§ **Written task**
Scan the data below for the string "measures". Show every line where it turns up.

§ **The records**
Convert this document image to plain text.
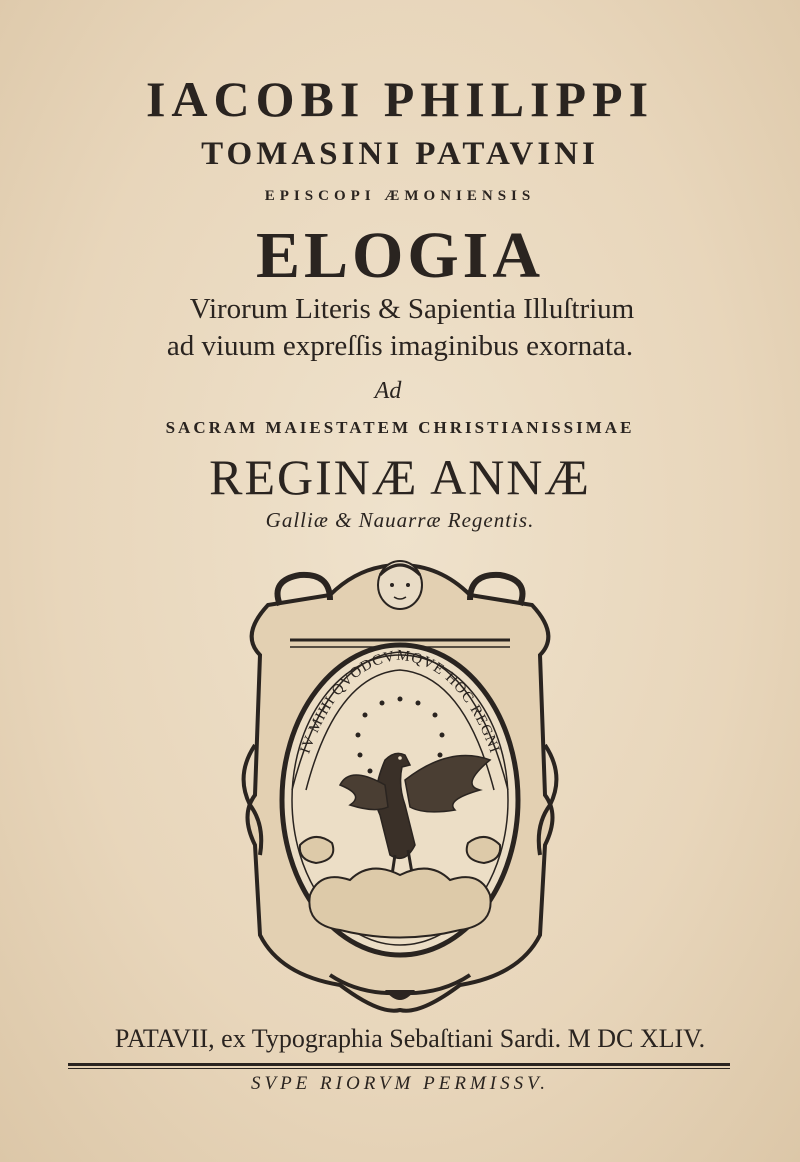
IACOBI PHILIPPI
TOMASINI PATAVINI
EPISCOPI ÆMONIENSIS
ELOGIA
Virorum Literis & Sapientia Illuſtrium
ad viuum expreſſis imaginibus exornata.
Ad
SACRAM MAIESTATEM CHRISTIANISSIMAE
REGINÆ ANNÆ
Galliæ & Nauarræ Regentis.
IV MIHI QVODCVMQVE HOC REGNI
PATAVII, ex Typographia Sebaſtiani Sardi. M DC XLIV.
SVPE RIORVM PERMISSV.
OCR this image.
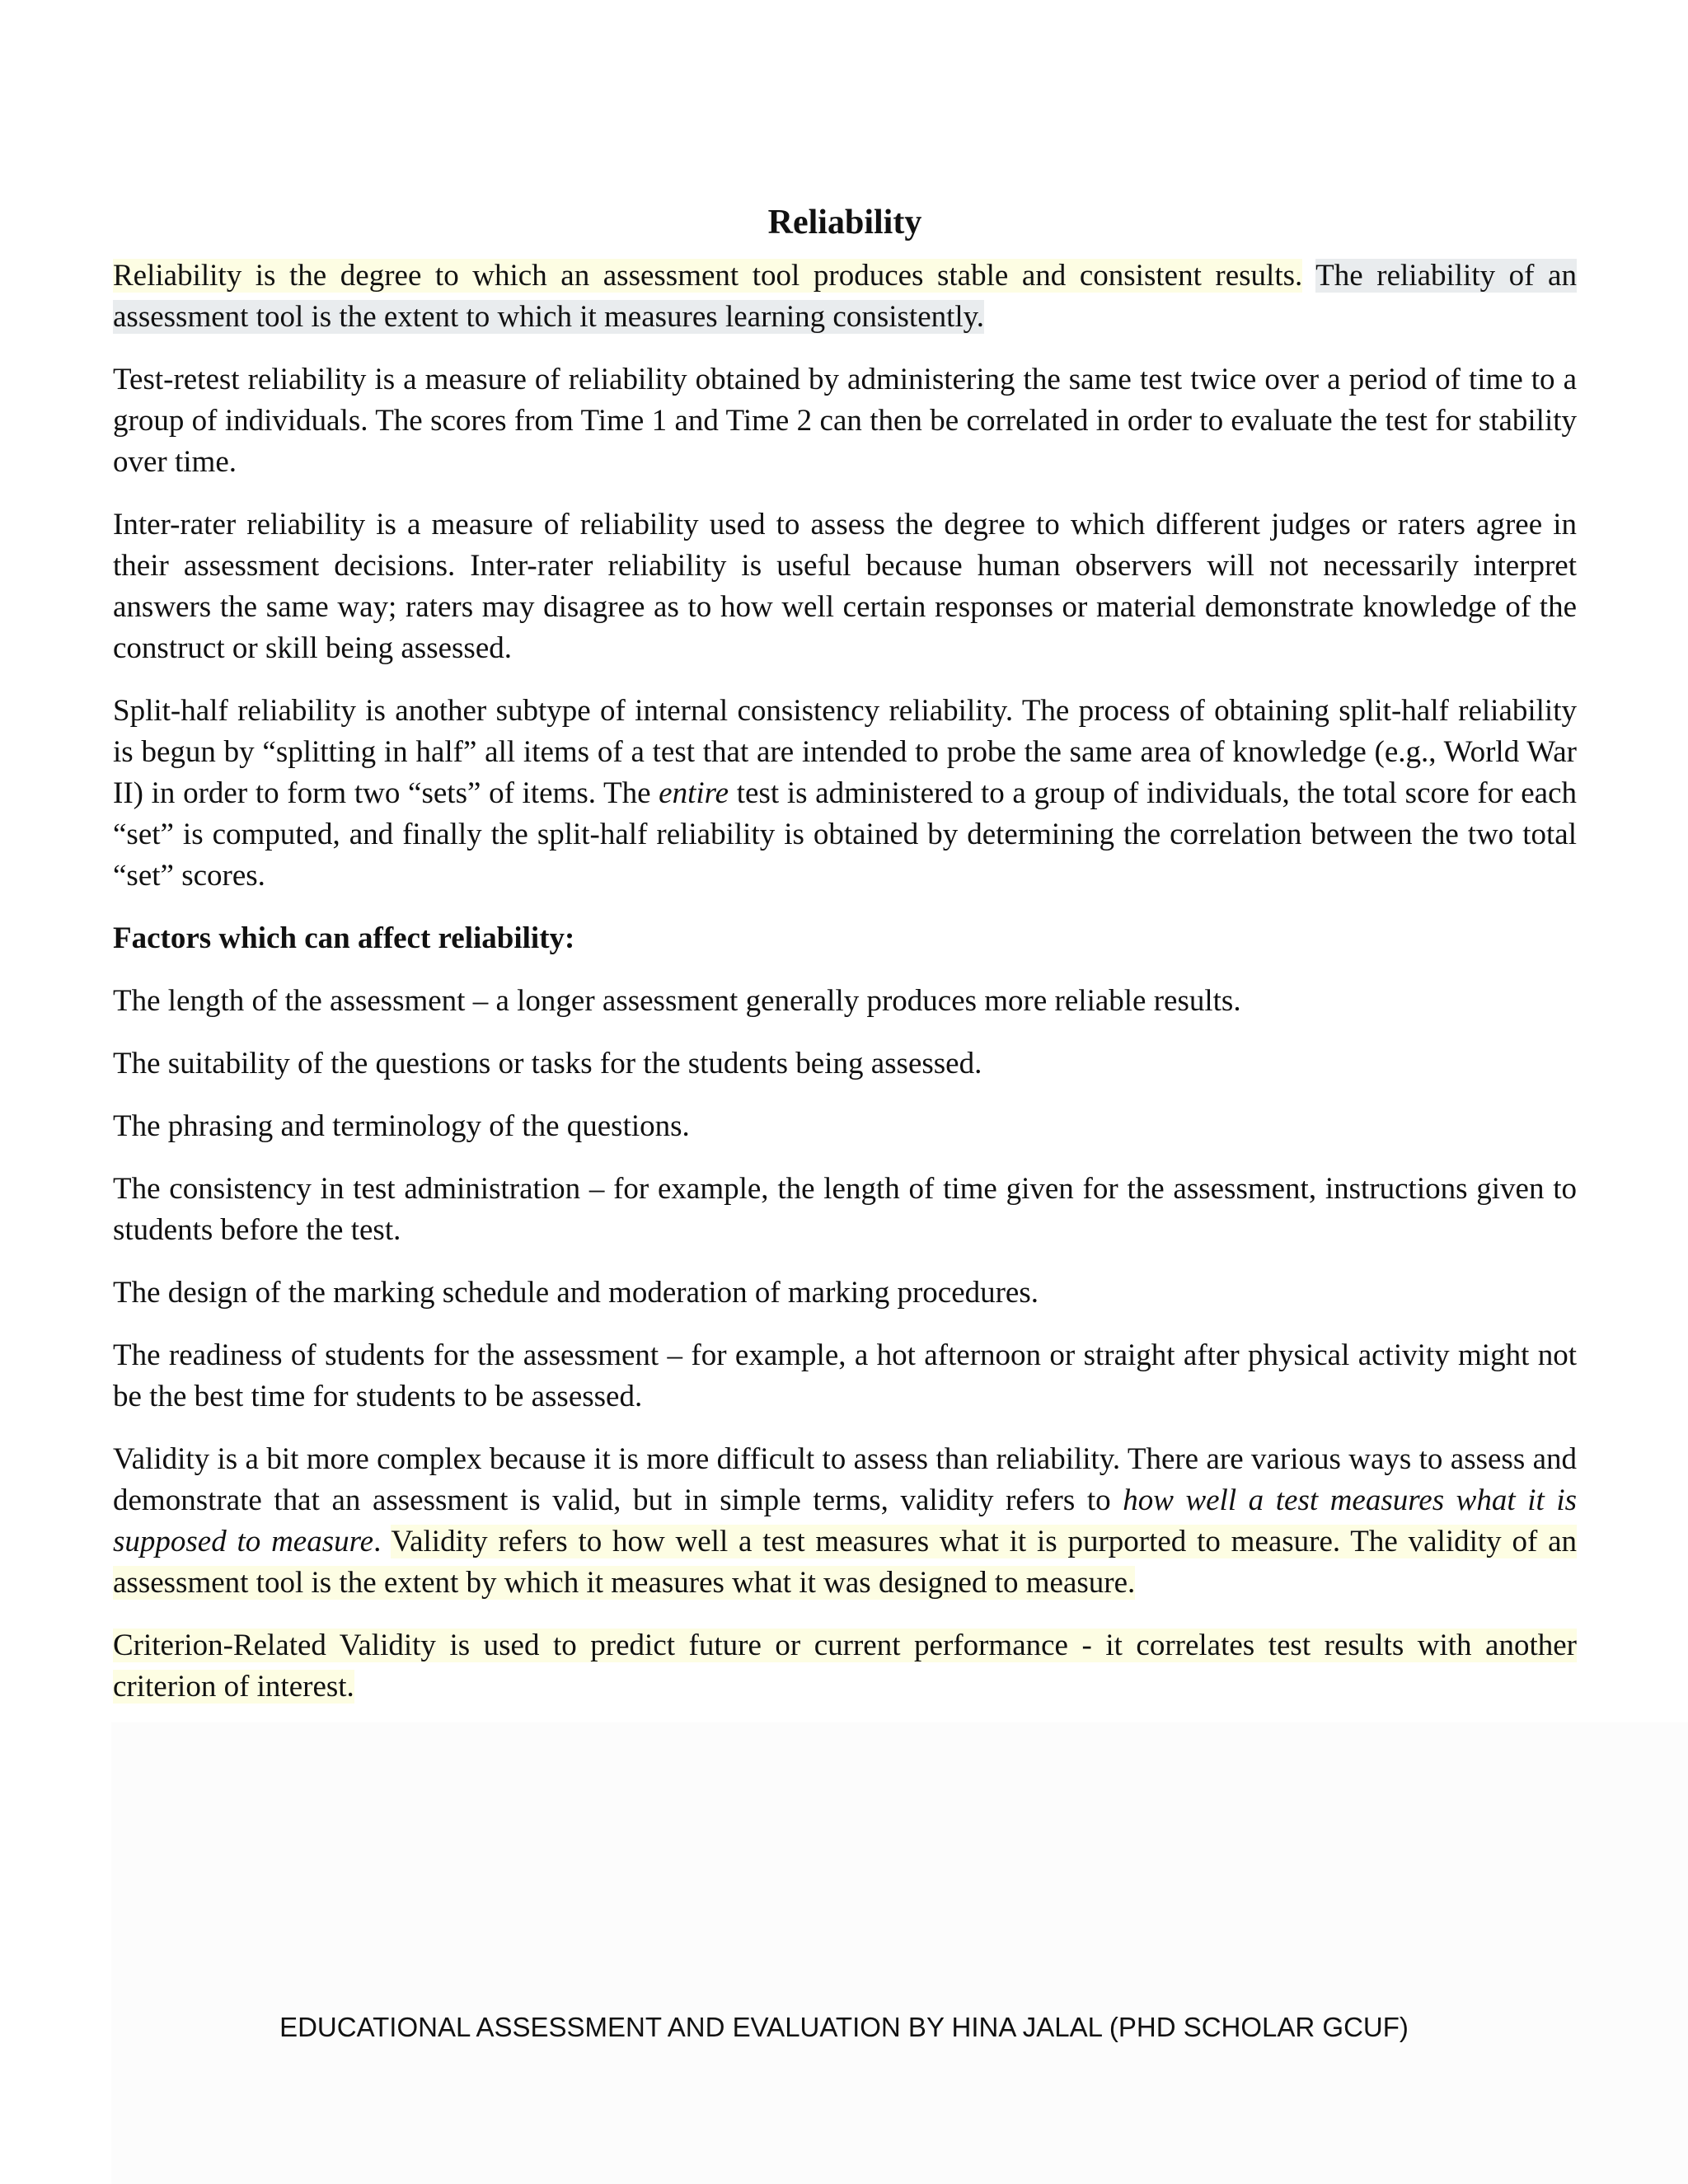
Reliability

Reliability is the degree to which an assessment tool produces stable and consistent results. The reliability of an assessment tool is the extent to which it measures learning consistently.

Test-retest reliability is a measure of reliability obtained by administering the same test twice over a period of time to a group of individuals. The scores from Time 1 and Time 2 can then be correlated in order to evaluate the test for stability over time.

Inter-rater reliability is a measure of reliability used to assess the degree to which different judges or raters agree in their assessment decisions. Inter-rater reliability is useful because human observers will not necessarily interpret answers the same way; raters may disagree as to how well certain responses or material demonstrate knowledge of the construct or skill being assessed.

Split-half reliability is another subtype of internal consistency reliability. The process of obtaining split-half reliability is begun by “splitting in half” all items of a test that are intended to probe the same area of knowledge (e.g., World War II) in order to form two “sets” of items. The entire test is administered to a group of individuals, the total score for each “set” is computed, and finally the split-half reliability is obtained by determining the correlation between the two total “set” scores.

Factors which can affect reliability:

The length of the assessment – a longer assessment generally produces more reliable results.

The suitability of the questions or tasks for the students being assessed.

The phrasing and terminology of the questions.

The consistency in test administration – for example, the length of time given for the assessment, instructions given to students before the test.

The design of the marking schedule and moderation of marking procedures.

The readiness of students for the assessment – for example, a hot afternoon or straight after physical activity might not be the best time for students to be assessed.

Validity is a bit more complex because it is more difficult to assess than reliability. There are various ways to assess and demonstrate that an assessment is valid, but in simple terms, validity refers to how well a test measures what it is supposed to measure. Validity refers to how well a test measures what it is purported to measure. The validity of an assessment tool is the extent by which it measures what it was designed to measure.

Criterion-Related Validity is used to predict future or current performance - it correlates test results with another criterion of interest.

EDUCATIONAL ASSESSMENT AND EVALUATION BY HINA JALAL (PHD SCHOLAR GCUF)
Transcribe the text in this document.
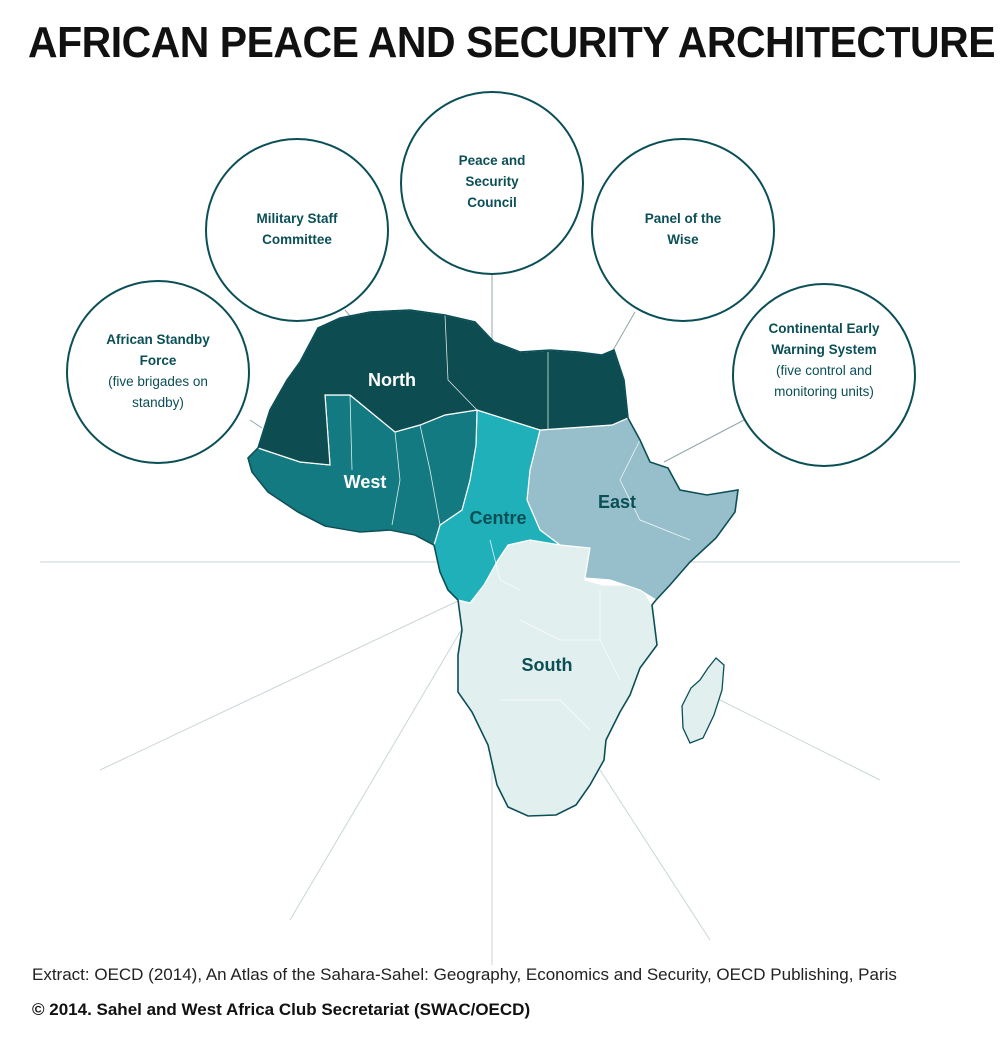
AFRICAN PEACE AND SECURITY ARCHITECTURE
North
West
Centre
East
South
African Standby Force
(five brigades on standby)
Military Staff Committee
Peace and Security Council
Panel of the Wise
Continental Early Warning System
(five control and monitoring units)
Extract: OECD (2014), An Atlas of the Sahara-Sahel: Geography, Economics and Security, OECD Publishing, Paris
© 2014. Sahel and West Africa Club Secretariat (SWAC/OECD)
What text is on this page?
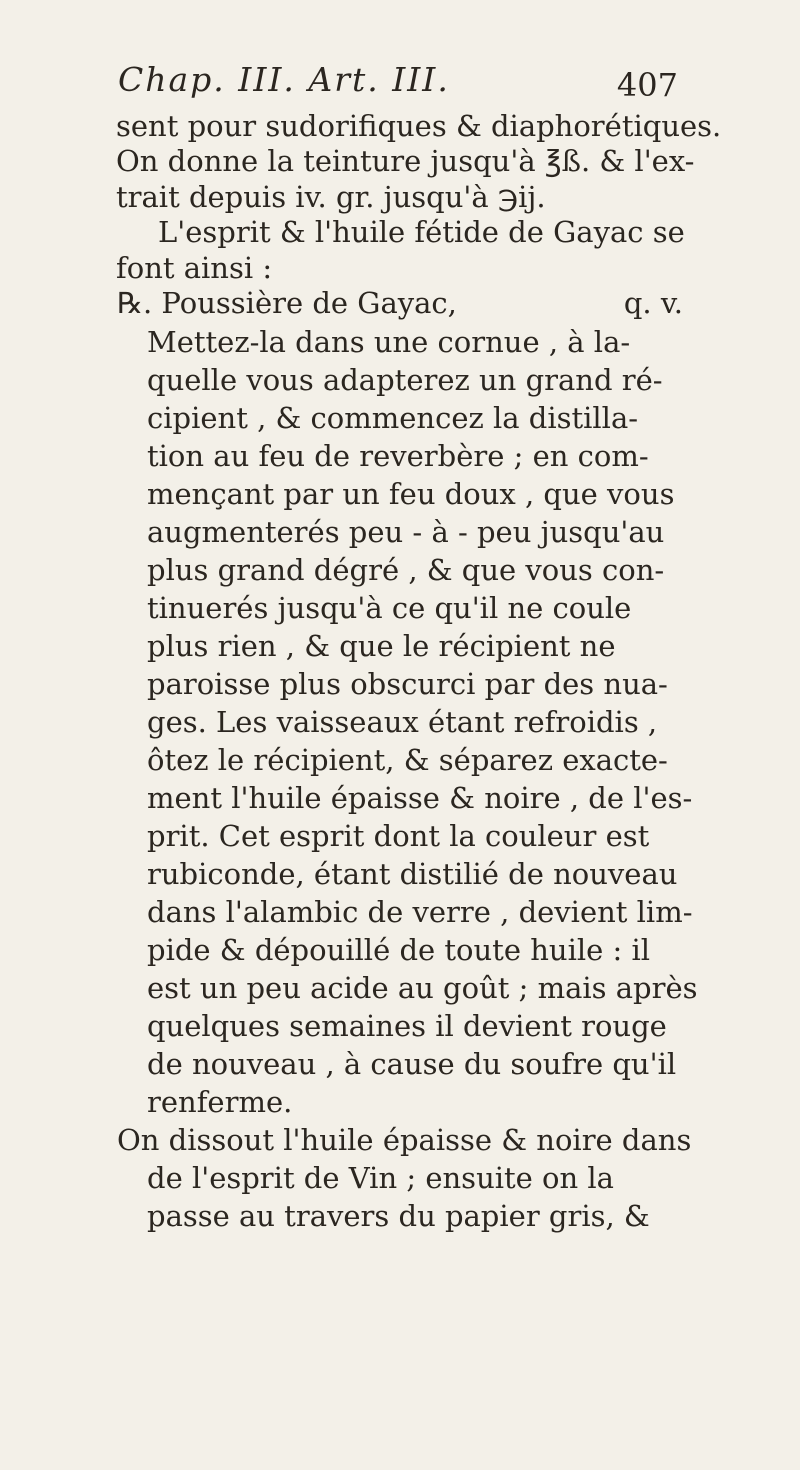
Chap. III. Art. III.	407
sent pour sudorifiques & diaphorétiques.
On donne la teinture jusqu'à ℥ß. & l'ex-
trait depuis iv. gr. jusqu'à ℈ij.
L'esprit & l'huile fétide de Gayac se
font ainsi :
℞. Poussière de Gayac,	q. v.
Mettez-la dans une cornue , à la-
quelle vous adapterez un grand ré-
cipient , & commencez la distilla-
tion au feu de reverbère ; en com-
mençant par un feu doux , que vous
augmenterés peu - à - peu jusqu'au
plus grand dégré , & que vous con-
tinuerés jusqu'à ce qu'il ne coule
plus rien , & que le récipient ne
paroisse plus obscurci par des nua-
ges. Les vaisseaux étant refroidis ,
ôtez le récipient, & séparez exacte-
ment l'huile épaisse & noire , de l'es-
prit. Cet esprit dont la couleur est
rubiconde, étant distilié de nouveau
dans l'alambic de verre , devient lim-
pide & dépouillé de toute huile : il
est un peu acide au goût ; mais après
quelques semaines il devient rouge
de nouveau , à cause du soufre qu'il
renferme.
On dissout l'huile épaisse & noire dans
de l'esprit de Vin ; ensuite on la
passe au travers du papier gris, &
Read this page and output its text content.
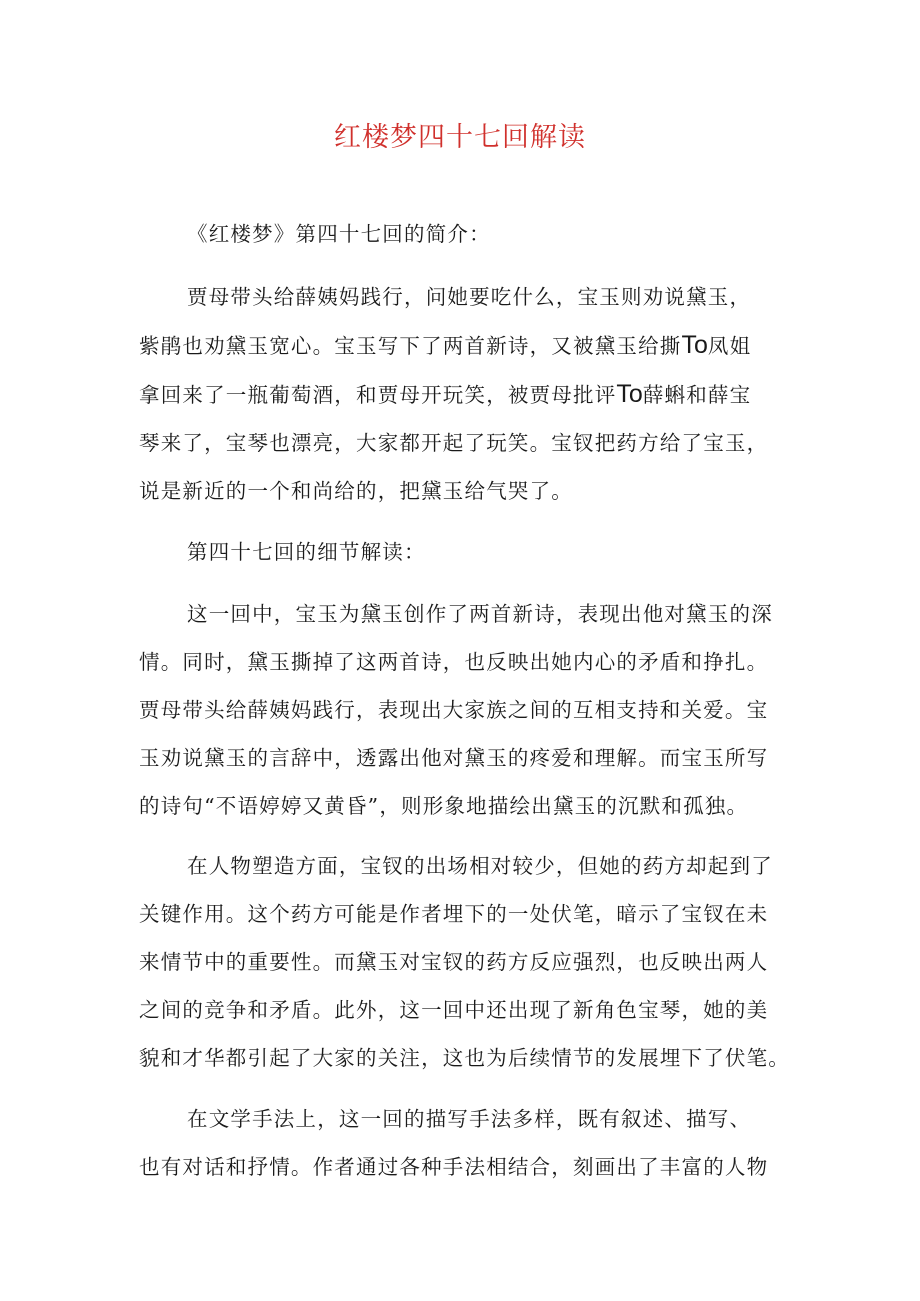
红楼梦四十七回解读

《红楼梦》第四十七回的简介：

贾母带头给薛姨妈践行，问她要吃什么，宝玉则劝说黛玉，
紫鹃也劝黛玉宽心。宝玉写下了两首新诗，又被黛玉给撕To凤姐
拿回来了一瓶葡萄酒，和贾母开玩笑，被贾母批评To薛蝌和薛宝
琴来了，宝琴也漂亮，大家都开起了玩笑。宝钗把药方给了宝玉，
说是新近的一个和尚给的，把黛玉给气哭了。

第四十七回的细节解读：

这一回中，宝玉为黛玉创作了两首新诗，表现出他对黛玉的深
情。同时，黛玉撕掉了这两首诗，也反映出她内心的矛盾和挣扎。
贾母带头给薛姨妈践行，表现出大家族之间的互相支持和关爱。宝
玉劝说黛玉的言辞中，透露出他对黛玉的疼爱和理解。而宝玉所写
的诗句“不语婷婷又黄昏”，则形象地描绘出黛玉的沉默和孤独。

在人物塑造方面，宝钗的出场相对较少，但她的药方却起到了
关键作用。这个药方可能是作者埋下的一处伏笔，暗示了宝钗在未
来情节中的重要性。而黛玉对宝钗的药方反应强烈，也反映出两人
之间的竞争和矛盾。此外，这一回中还出现了新角色宝琴，她的美
貌和才华都引起了大家的关注，这也为后续情节的发展埋下了伏笔。

在文学手法上，这一回的描写手法多样，既有叙述、描写、
也有对话和抒情。作者通过各种手法相结合，刻画出了丰富的人物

§ **Answer to the exercise**
Reliability is the degree to which an assessment tool produces stable and consistent results. The reliability of an assessment tool is the extent to which it measures learning consistently.
Validity is a bit more complex because it is more difficult to assess than reliability. There are various ways to assess and demonstrate that an assessment is valid, but in simple terms, validity refers to how well a test measures what it is supposed to measure. Validity refers to how well a test measures what it is purported to measure. The validity of an assessment tool is the extent by which it measures what it was designed to measure.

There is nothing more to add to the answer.